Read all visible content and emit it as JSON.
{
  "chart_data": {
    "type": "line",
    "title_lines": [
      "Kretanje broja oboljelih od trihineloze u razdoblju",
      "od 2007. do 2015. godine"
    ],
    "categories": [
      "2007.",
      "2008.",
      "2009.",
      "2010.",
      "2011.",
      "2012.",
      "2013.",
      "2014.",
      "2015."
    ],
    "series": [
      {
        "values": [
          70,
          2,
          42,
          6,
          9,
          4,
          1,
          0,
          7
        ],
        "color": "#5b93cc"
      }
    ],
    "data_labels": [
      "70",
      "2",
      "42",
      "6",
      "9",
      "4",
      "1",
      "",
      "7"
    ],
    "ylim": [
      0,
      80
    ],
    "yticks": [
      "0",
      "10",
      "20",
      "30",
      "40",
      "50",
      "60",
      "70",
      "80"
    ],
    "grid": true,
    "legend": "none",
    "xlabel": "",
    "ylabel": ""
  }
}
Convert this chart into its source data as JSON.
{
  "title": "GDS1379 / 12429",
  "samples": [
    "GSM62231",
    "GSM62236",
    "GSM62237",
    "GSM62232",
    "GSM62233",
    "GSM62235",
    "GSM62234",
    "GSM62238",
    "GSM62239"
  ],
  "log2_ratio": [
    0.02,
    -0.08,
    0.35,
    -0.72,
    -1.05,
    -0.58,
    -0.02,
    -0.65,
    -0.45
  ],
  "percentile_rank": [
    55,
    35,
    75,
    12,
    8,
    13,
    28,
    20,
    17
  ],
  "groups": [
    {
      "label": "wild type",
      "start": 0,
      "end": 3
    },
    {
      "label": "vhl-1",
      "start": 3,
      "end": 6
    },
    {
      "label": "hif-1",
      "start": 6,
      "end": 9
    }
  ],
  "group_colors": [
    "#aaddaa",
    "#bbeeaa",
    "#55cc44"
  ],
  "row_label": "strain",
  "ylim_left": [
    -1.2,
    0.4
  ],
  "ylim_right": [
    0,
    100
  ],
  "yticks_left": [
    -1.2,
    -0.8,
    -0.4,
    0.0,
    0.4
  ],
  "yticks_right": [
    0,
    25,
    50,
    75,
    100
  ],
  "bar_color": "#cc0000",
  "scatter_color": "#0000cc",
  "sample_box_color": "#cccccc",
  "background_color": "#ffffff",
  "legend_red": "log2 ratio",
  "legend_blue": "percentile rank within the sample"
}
┄┄┄┄┄┄
## Directive
Extract all lines as given.

## Final result
Read all visible content and emit it as JSON.
{
  "chart_data": {
    "type": "line",
    "title_lines": [
      "Kretanje broja oboljelih od trihineloze u razdoblju",
      "od 2007. do 2015. godine"
    ],
    "categories": [
      "2007.",
      "2008.",
      "2009.",
      "2010.",
      "2011.",
      "2012.",
      "2013.",
      "2014.",
      "2015."
    ],
    "series": [
      {
        "values": [
          70,
          2,
          42,
          6,
          9,
          4,
          1,
          0,
          7
        ],
        "color": "#5b93cc"
      }
    ],
    "data_labels": [
      "70",
      "2",
      "42",
      "6",
      "9",
      "4",
      "1",
      "",
      "7"
    ],
    "ylim": [
      0,
      80
    ],
    "yticks": [
      "0",
      "10",
      "20",
      "30",
      "40",
      "50",
      "60",
      "70",
      "80"
    ],
    "grid": true,
    "legend": "none",
    "xlabel": "",
    "ylabel": ""
  }
}
Convert this chart into its source data as JSON.
{
  "title": "GDS1379 / 12429",
  "samples": [
    "GSM62231",
    "GSM62236",
    "GSM62237",
    "GSM62232",
    "GSM62233",
    "GSM62235",
    "GSM62234",
    "GSM62238",
    "GSM62239"
  ],
  "log2_ratio": [
    0.02,
    -0.08,
    0.35,
    -0.72,
    -1.05,
    -0.58,
    -0.02,
    -0.65,
    -0.45
  ],
  "percentile_rank": [
    55,
    35,
    75,
    12,
    8,
    13,
    28,
    20,
    17
  ],
  "groups": [
    {
      "label": "wild type",
      "start": 0,
      "end": 3
    },
    {
      "label": "vhl-1",
      "start": 3,
      "end": 6
    },
    {
      "label": "hif-1",
      "start": 6,
      "end": 9
    }
  ],
  "group_colors": [
    "#aaddaa",
    "#bbeeaa",
    "#55cc44"
  ],
  "row_label": "strain",
  "ylim_left": [
    -1.2,
    0.4
  ],
  "ylim_right": [
    0,
    100
  ],
  "yticks_left": [
    -1.2,
    -0.8,
    -0.4,
    0.0,
    0.4
  ],
  "yticks_right": [
    0,
    25,
    50,
    75,
    100
  ],
  "bar_color": "#cc0000",
  "scatter_color": "#0000cc",
  "sample_box_color": "#cccccc",
  "background_color": "#ffffff",
  "legend_red": "log2 ratio",
  "legend_blue": "percentile rank within the sample"
}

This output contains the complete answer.